** Begin Material for the task **
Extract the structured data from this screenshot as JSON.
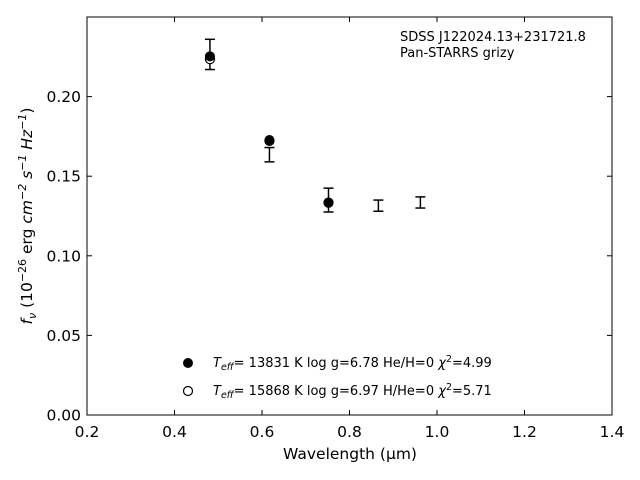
{
  "chart_data": {
    "type": "scatter",
    "xlabel": "Wavelength (μm)",
    "ylabel_parts": {
      "f": "f",
      "nu": "ν",
      "open": " (10",
      "exp1": "−26",
      "erg": " erg ",
      "cm": "cm",
      "exp2": "−2",
      "s": " s",
      "exp3": "−1",
      "hz": " Hz",
      "exp4": "−1",
      "close": ")"
    },
    "xlim": [
      0.2,
      1.4
    ],
    "ylim": [
      0.0,
      0.25
    ],
    "xticks": [
      "0.2",
      "0.4",
      "0.6",
      "0.8",
      "1.0",
      "1.2",
      "1.4"
    ],
    "yticks": [
      "0.00",
      "0.05",
      "0.10",
      "0.15",
      "0.20"
    ],
    "xtick_values": [
      0.2,
      0.4,
      0.6,
      0.8,
      1.0,
      1.2,
      1.4
    ],
    "ytick_values": [
      0.0,
      0.05,
      0.1,
      0.15,
      0.2
    ],
    "annotation": {
      "line1": "SDSS J122024.13+231721.8",
      "line2": "Pan-STARRS grizy"
    },
    "observed": {
      "x": [
        0.481,
        0.617,
        0.752,
        0.866,
        0.962
      ],
      "y": [
        0.2265,
        0.1635,
        0.135,
        0.1315,
        0.1335
      ],
      "yerr": [
        0.0095,
        0.0045,
        0.0075,
        0.0035,
        0.0035
      ]
    },
    "series": [
      {
        "marker": "filled-circle",
        "x": [
          0.481,
          0.617,
          0.752
        ],
        "y": [
          0.2253,
          0.1727,
          0.1335
        ],
        "label": {
          "teff": "T",
          "teff_sub": "eff",
          "rest": "= 13831 K  log g=6.78  He/H=0  ",
          "chi": "χ",
          "chi_sup": "2",
          "chi_val": "=4.99"
        }
      },
      {
        "marker": "open-circle",
        "x": [
          0.481,
          0.617,
          0.752
        ],
        "y": [
          0.2235,
          0.1722,
          0.1333
        ],
        "label": {
          "teff": "T",
          "teff_sub": "eff",
          "rest": "= 15868 K  log g=6.97  H/He=0  ",
          "chi": "χ",
          "chi_sup": "2",
          "chi_val": "=5.71"
        }
      }
    ]
  }
}
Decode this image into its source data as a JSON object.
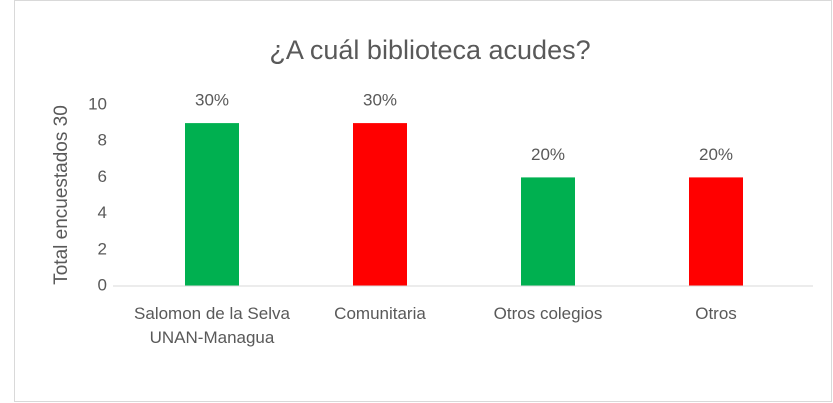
{
  "chart_data": {
    "type": "bar",
    "title": "¿A cuál  biblioteca acudes?",
    "y_label": "Total encuestados 30",
    "categories": [
      "Salomon de la Selva UNAN-Managua",
      "Comunitaria",
      "Otros colegios",
      "Otros"
    ],
    "values": [
      9,
      9,
      6,
      6
    ],
    "value_labels": [
      "30%",
      "30%",
      "20%",
      "20%"
    ],
    "colors": [
      "#00b050",
      "#ff0000",
      "#00b050",
      "#ff0000"
    ],
    "ylim": [
      0,
      10
    ],
    "yticks": [
      0,
      2,
      4,
      6,
      8,
      10
    ],
    "grid": false
  }
}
** End Material for the task **
* **Your objective**
Pull out every line of the records that includes the string "this".

* **Final result**
Extract the structured data from this screenshot as JSON.
Decode this image into its source data as a JSON object.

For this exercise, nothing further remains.